# DATA LISTING

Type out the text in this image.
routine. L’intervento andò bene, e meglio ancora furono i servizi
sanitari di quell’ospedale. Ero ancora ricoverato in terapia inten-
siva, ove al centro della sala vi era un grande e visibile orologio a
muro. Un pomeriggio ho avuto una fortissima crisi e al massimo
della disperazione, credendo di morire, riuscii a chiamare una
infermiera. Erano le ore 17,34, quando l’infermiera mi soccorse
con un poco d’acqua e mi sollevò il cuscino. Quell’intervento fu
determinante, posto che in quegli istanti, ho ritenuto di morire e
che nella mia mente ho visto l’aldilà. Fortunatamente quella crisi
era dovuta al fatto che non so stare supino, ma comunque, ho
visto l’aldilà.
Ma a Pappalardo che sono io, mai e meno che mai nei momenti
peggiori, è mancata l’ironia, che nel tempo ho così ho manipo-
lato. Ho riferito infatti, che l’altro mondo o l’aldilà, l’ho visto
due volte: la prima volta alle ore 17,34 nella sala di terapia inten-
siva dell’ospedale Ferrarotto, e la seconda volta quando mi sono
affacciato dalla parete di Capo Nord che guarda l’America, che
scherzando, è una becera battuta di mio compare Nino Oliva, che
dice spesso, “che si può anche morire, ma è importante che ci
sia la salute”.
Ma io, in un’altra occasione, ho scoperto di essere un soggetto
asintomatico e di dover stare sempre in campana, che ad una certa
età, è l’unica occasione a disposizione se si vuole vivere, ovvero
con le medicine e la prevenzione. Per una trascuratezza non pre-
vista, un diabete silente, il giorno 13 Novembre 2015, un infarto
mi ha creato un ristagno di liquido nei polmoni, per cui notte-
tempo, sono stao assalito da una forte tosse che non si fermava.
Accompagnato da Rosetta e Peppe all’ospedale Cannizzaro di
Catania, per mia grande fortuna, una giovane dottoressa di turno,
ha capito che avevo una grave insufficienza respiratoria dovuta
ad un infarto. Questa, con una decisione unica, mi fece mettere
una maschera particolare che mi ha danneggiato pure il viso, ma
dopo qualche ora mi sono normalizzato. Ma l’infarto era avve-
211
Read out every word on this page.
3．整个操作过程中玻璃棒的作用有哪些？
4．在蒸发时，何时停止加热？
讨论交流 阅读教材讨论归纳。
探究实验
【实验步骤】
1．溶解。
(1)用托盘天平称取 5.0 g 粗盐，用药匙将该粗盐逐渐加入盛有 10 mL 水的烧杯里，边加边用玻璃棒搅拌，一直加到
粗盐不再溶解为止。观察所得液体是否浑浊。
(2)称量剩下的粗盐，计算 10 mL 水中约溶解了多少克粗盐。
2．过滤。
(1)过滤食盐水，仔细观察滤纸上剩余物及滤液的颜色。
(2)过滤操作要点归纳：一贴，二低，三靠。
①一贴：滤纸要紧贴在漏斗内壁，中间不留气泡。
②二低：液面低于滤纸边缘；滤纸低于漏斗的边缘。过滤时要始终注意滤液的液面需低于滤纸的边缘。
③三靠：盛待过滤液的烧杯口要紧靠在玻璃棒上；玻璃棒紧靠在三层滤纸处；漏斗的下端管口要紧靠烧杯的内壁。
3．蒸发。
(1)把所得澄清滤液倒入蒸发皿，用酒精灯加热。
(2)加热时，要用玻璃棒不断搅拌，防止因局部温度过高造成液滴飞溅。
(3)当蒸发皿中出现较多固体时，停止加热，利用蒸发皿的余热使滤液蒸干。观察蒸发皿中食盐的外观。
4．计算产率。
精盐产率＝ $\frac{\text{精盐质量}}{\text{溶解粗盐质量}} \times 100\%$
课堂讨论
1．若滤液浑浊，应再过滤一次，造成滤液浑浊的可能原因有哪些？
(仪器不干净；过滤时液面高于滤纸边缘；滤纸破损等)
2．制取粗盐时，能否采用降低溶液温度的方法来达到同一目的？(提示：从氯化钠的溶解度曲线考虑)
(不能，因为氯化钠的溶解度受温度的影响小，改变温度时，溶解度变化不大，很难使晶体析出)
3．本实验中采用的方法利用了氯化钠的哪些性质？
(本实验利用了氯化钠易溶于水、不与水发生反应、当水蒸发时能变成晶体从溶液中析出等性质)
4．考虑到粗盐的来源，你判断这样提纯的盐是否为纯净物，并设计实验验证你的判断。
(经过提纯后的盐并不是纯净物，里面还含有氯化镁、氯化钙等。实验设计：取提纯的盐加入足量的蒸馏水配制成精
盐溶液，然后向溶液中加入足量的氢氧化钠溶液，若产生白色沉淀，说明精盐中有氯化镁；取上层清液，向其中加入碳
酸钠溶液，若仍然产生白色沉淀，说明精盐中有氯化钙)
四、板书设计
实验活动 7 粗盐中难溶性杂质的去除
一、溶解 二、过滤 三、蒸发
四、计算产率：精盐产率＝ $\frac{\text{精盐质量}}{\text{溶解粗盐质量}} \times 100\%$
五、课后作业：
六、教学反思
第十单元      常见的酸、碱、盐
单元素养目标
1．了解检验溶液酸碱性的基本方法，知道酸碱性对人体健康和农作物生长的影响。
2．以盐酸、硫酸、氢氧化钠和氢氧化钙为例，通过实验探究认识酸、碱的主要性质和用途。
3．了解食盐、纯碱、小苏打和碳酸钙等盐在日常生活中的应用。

# REQUIRED WORK
In the material above, find each line that contains the word "crisi", and select it.

# THE ANSWER
muro. Un pomeriggio ho avuto una fortissima crisi e al massimo
che nella mia mente ho visto l’aldilà. Fortunatamente quella crisi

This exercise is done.